** TASK DESCRIPTION **
Give back the full listing, character for character, with no pictures.

** INPUT ROWS **
## Start

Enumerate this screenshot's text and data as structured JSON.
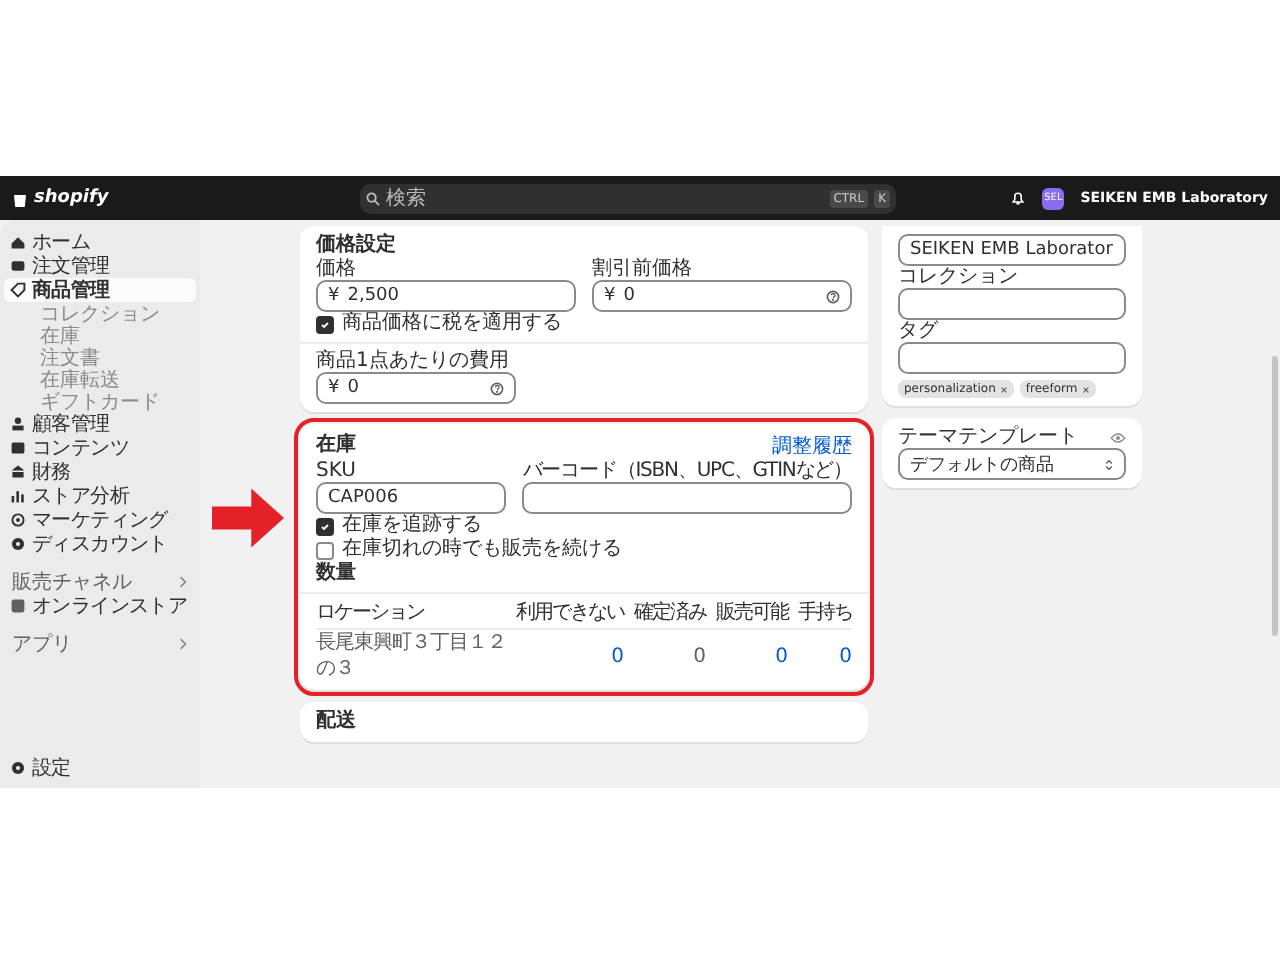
{
  "topbar": {
    "logo": "shopify",
    "search": {
      "placeholder": "検索",
      "keys": [
        "CTRL",
        "K"
      ]
    },
    "avatar": "SEL",
    "store": "SEIKEN EMB Laboratory"
  },
  "sidebar": {
    "items": [
      {
        "label": "ホーム",
        "selected": false
      },
      {
        "label": "注文管理",
        "selected": false
      },
      {
        "label": "商品管理",
        "selected": true,
        "children": [
          {
            "label": "コレクション",
            "selected": false
          },
          {
            "label": "在庫",
            "selected": false
          },
          {
            "label": "注文書",
            "selected": false
          },
          {
            "label": "在庫転送",
            "selected": false
          },
          {
            "label": "ギフトカード",
            "selected": false
          }
        ]
      },
      {
        "label": "顧客管理",
        "selected": false
      },
      {
        "label": "コンテンツ",
        "selected": false
      },
      {
        "label": "財務",
        "selected": false
      },
      {
        "label": "ストア分析",
        "selected": false
      },
      {
        "label": "マーケティング",
        "selected": false
      },
      {
        "label": "ディスカウント",
        "selected": false
      }
    ],
    "sections": [
      {
        "title": "販売チャネル",
        "items": [
          {
            "label": "オンラインストア",
            "selected": false
          }
        ]
      },
      {
        "title": "アプリ"
      }
    ],
    "settings": "設定"
  },
  "pricing": {
    "title": "価格設定",
    "fields": [
      {
        "label": "価格",
        "prefix": "¥",
        "value": "2,500",
        "help": false
      },
      {
        "label": "割引前価格",
        "prefix": "¥",
        "value": "0",
        "help": true
      }
    ],
    "tax": {
      "label": "商品価格に税を適用する",
      "checked": true
    },
    "cost": {
      "label": "商品1点あたりの費用",
      "prefix": "¥",
      "value": "0",
      "help": true
    }
  },
  "inventory": {
    "title": "在庫",
    "highlighted": true,
    "link": "調整履歴",
    "sku": {
      "label": "SKU",
      "value": "CAP006"
    },
    "barcode": {
      "label": "バーコード（ISBN、UPC、GTINなど）"
    },
    "checkboxes": [
      {
        "label": "在庫を追跡する",
        "checked": true
      },
      {
        "label": "在庫切れの時でも販売を続ける",
        "checked": false
      }
    ],
    "quantity_title": "数量",
    "table": {
      "columns": [
        "ロケーション",
        "利用できない",
        "確定済み",
        "販売可能",
        "手持ち"
      ],
      "rows": [
        {
          "cells": [
            {
              "text": "長尾東興町３丁目１２の３",
              "link": false
            },
            {
              "text": "0",
              "link": true
            },
            {
              "text": "0",
              "link": false
            },
            {
              "text": "0",
              "link": true
            },
            {
              "text": "0",
              "link": true
            }
          ]
        }
      ]
    }
  },
  "shipping": {
    "title": "配送"
  },
  "organization": {
    "vendor": "SEIKEN EMB Laborator",
    "collection_label": "コレクション",
    "tags_label": "タグ",
    "tags": [
      "personalization",
      "freeform"
    ]
  },
  "theme": {
    "label": "テーマテンプレート",
    "value": "デフォルトの商品"
  }
}
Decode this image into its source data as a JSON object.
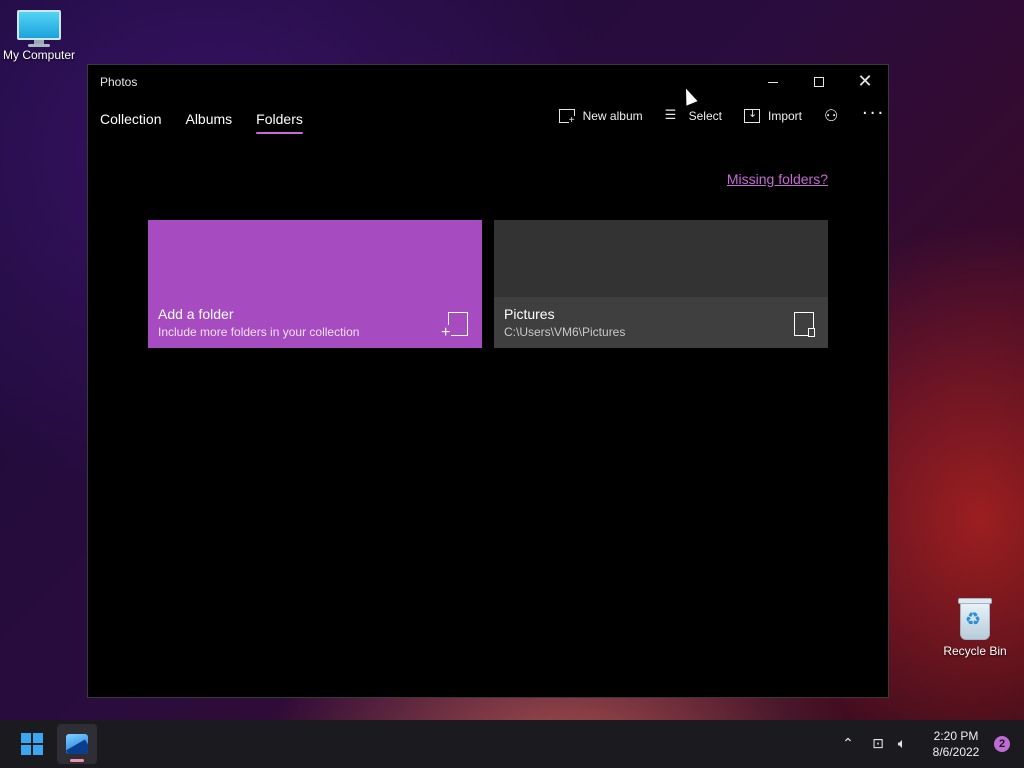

## End

** EXPECTED OUTPUT **
Enumerate this screenshot's text and data as structured JSON.
{
  "topbar": {
    "logo": "shopify",
    "search": {
      "placeholder": "検索",
      "keys": [
        "CTRL",
        "K"
      ]
    },
    "avatar": "SEL",
    "store": "SEIKEN EMB Laboratory"
  },
  "sidebar": {
    "items": [
      {
        "label": "ホーム",
        "selected": false
      },
      {
        "label": "注文管理",
        "selected": false
      },
      {
        "label": "商品管理",
        "selected": true,
        "children": [
          {
            "label": "コレクション",
            "selected": false
          },
          {
            "label": "在庫",
            "selected": false
          },
          {
            "label": "注文書",
            "selected": false
          },
          {
            "label": "在庫転送",
            "selected": false
          },
          {
            "label": "ギフトカード",
            "selected": false
          }
        ]
      },
      {
        "label": "顧客管理",
        "selected": false
      },
      {
        "label": "コンテンツ",
        "selected": false
      },
      {
        "label": "財務",
        "selected": false
      },
      {
        "label": "ストア分析",
        "selected": false
      },
      {
        "label": "マーケティング",
        "selected": false
      },
      {
        "label": "ディスカウント",
        "selected": false
      }
    ],
    "sections": [
      {
        "title": "販売チャネル",
        "items": [
          {
            "label": "オンラインストア",
            "selected": false
          }
        ]
      },
      {
        "title": "アプリ"
      }
    ],
    "settings": "設定"
  },
  "pricing": {
    "title": "価格設定",
    "fields": [
      {
        "label": "価格",
        "prefix": "¥",
        "value": "2,500",
        "help": false
      },
      {
        "label": "割引前価格",
        "prefix": "¥",
        "value": "0",
        "help": true
      }
    ],
    "tax": {
      "label": "商品価格に税を適用する",
      "checked": true
    },
    "cost": {
      "label": "商品1点あたりの費用",
      "prefix": "¥",
      "value": "0",
      "help": true
    }
  },
  "inventory": {
    "title": "在庫",
    "highlighted": true,
    "link": "調整履歴",
    "sku": {
      "label": "SKU",
      "value": "CAP006"
    },
    "barcode": {
      "label": "バーコード（ISBN、UPC、GTINなど）"
    },
    "checkboxes": [
      {
        "label": "在庫を追跡する",
        "checked": true
      },
      {
        "label": "在庫切れの時でも販売を続ける",
        "checked": false
      }
    ],
    "quantity_title": "数量",
    "table": {
      "columns": [
        "ロケーション",
        "利用できない",
        "確定済み",
        "販売可能",
        "手持ち"
      ],
      "rows": [
        {
          "cells": [
            {
              "text": "長尾東興町３丁目１２の３",
              "link": false
            },
            {
              "text": "0",
              "link": true
            },
            {
              "text": "0",
              "link": false
            },
            {
              "text": "0",
              "link": true
            },
            {
              "text": "0",
              "link": true
            }
          ]
        }
      ]
    }
  },
  "shipping": {
    "title": "配送"
  },
  "organization": {
    "vendor": "SEIKEN EMB Laborator",
    "collection_label": "コレクション",
    "tags_label": "タグ",
    "tags": [
      "personalization",
      "freeform"
    ]
  },
  "theme": {
    "label": "テーマテンプレート",
    "value": "デフォルトの商品"
  }
}
Decode this image into its source data as a JSON object.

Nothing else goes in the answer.